All entries below are to be set down again, identical to the source.

— Start of Dataset content —

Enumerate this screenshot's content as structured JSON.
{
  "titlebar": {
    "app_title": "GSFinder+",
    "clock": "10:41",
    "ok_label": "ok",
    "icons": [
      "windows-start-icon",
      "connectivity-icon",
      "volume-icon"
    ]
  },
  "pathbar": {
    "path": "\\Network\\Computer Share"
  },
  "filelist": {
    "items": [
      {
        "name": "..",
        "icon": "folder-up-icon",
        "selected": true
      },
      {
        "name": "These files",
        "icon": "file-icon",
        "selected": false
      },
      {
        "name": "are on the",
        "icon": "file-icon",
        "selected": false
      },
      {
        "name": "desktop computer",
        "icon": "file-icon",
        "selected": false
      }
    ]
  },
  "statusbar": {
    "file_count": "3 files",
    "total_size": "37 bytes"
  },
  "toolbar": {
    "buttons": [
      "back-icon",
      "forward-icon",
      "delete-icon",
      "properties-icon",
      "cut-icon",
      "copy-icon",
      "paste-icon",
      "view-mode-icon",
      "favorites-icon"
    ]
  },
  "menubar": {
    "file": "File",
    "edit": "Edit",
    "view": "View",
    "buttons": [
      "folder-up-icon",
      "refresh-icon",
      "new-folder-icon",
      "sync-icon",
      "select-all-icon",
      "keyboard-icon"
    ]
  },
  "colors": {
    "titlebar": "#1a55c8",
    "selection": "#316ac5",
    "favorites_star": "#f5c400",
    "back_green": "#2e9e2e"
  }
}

— End of Dataset content —

> Answer to the problem:
Enumerate this screenshot's content as structured JSON.
{
  "titlebar": {
    "app_title": "GSFinder+",
    "clock": "10:41",
    "ok_label": "ok",
    "icons": [
      "windows-start-icon",
      "connectivity-icon",
      "volume-icon"
    ]
  },
  "pathbar": {
    "path": "\\Network\\Computer Share"
  },
  "filelist": {
    "items": [
      {
        "name": "..",
        "icon": "folder-up-icon",
        "selected": true
      },
      {
        "name": "These files",
        "icon": "file-icon",
        "selected": false
      },
      {
        "name": "are on the",
        "icon": "file-icon",
        "selected": false
      },
      {
        "name": "desktop computer",
        "icon": "file-icon",
        "selected": false
      }
    ]
  },
  "statusbar": {
    "file_count": "3 files",
    "total_size": "37 bytes"
  },
  "toolbar": {
    "buttons": [
      "back-icon",
      "forward-icon",
      "delete-icon",
      "properties-icon",
      "cut-icon",
      "copy-icon",
      "paste-icon",
      "view-mode-icon",
      "favorites-icon"
    ]
  },
  "menubar": {
    "file": "File",
    "edit": "Edit",
    "view": "View",
    "buttons": [
      "folder-up-icon",
      "refresh-icon",
      "new-folder-icon",
      "sync-icon",
      "select-all-icon",
      "keyboard-icon"
    ]
  },
  "colors": {
    "titlebar": "#1a55c8",
    "selection": "#316ac5",
    "favorites_star": "#f5c400",
    "back_green": "#2e9e2e"
  }
}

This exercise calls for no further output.